(GIVEN ENTRIES)

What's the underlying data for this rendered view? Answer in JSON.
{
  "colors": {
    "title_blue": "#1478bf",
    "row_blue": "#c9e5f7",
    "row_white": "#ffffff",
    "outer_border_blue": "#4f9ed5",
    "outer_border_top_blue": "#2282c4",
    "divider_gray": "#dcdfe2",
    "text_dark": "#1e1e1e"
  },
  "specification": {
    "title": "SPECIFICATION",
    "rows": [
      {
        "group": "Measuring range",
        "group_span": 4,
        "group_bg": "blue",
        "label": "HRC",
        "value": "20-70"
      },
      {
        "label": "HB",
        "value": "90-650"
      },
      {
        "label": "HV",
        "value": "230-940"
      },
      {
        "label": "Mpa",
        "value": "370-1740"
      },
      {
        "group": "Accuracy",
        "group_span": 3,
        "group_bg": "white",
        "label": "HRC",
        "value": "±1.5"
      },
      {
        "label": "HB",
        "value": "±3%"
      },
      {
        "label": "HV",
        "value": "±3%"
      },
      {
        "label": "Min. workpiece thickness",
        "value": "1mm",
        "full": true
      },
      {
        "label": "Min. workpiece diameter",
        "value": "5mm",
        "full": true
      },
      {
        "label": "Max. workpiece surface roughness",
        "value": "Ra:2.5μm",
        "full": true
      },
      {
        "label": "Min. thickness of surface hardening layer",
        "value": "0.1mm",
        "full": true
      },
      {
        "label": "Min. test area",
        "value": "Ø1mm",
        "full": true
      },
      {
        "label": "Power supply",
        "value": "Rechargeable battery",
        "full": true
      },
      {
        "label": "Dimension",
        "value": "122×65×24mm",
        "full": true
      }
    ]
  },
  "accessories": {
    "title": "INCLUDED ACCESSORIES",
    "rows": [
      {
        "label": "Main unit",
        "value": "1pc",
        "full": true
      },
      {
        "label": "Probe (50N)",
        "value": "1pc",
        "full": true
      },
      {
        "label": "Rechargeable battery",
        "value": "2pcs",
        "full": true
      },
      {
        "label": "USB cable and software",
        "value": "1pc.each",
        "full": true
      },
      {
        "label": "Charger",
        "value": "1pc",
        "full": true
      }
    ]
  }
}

(PROMPT) Please reproduce each line exactly as written.

(EXERCISE OUTPUT)
What's the underlying data for this rendered view? Answer in JSON.
{
  "colors": {
    "title_blue": "#1478bf",
    "row_blue": "#c9e5f7",
    "row_white": "#ffffff",
    "outer_border_blue": "#4f9ed5",
    "outer_border_top_blue": "#2282c4",
    "divider_gray": "#dcdfe2",
    "text_dark": "#1e1e1e"
  },
  "specification": {
    "title": "SPECIFICATION",
    "rows": [
      {
        "group": "Measuring range",
        "group_span": 4,
        "group_bg": "blue",
        "label": "HRC",
        "value": "20-70"
      },
      {
        "label": "HB",
        "value": "90-650"
      },
      {
        "label": "HV",
        "value": "230-940"
      },
      {
        "label": "Mpa",
        "value": "370-1740"
      },
      {
        "group": "Accuracy",
        "group_span": 3,
        "group_bg": "white",
        "label": "HRC",
        "value": "±1.5"
      },
      {
        "label": "HB",
        "value": "±3%"
      },
      {
        "label": "HV",
        "value": "±3%"
      },
      {
        "label": "Min. workpiece thickness",
        "value": "1mm",
        "full": true
      },
      {
        "label": "Min. workpiece diameter",
        "value": "5mm",
        "full": true
      },
      {
        "label": "Max. workpiece surface roughness",
        "value": "Ra:2.5μm",
        "full": true
      },
      {
        "label": "Min. thickness of surface hardening layer",
        "value": "0.1mm",
        "full": true
      },
      {
        "label": "Min. test area",
        "value": "Ø1mm",
        "full": true
      },
      {
        "label": "Power supply",
        "value": "Rechargeable battery",
        "full": true
      },
      {
        "label": "Dimension",
        "value": "122×65×24mm",
        "full": true
      }
    ]
  },
  "accessories": {
    "title": "INCLUDED ACCESSORIES",
    "rows": [
      {
        "label": "Main unit",
        "value": "1pc",
        "full": true
      },
      {
        "label": "Probe (50N)",
        "value": "1pc",
        "full": true
      },
      {
        "label": "Rechargeable battery",
        "value": "2pcs",
        "full": true
      },
      {
        "label": "USB cable and software",
        "value": "1pc.each",
        "full": true
      },
      {
        "label": "Charger",
        "value": "1pc",
        "full": true
      }
    ]
  }
}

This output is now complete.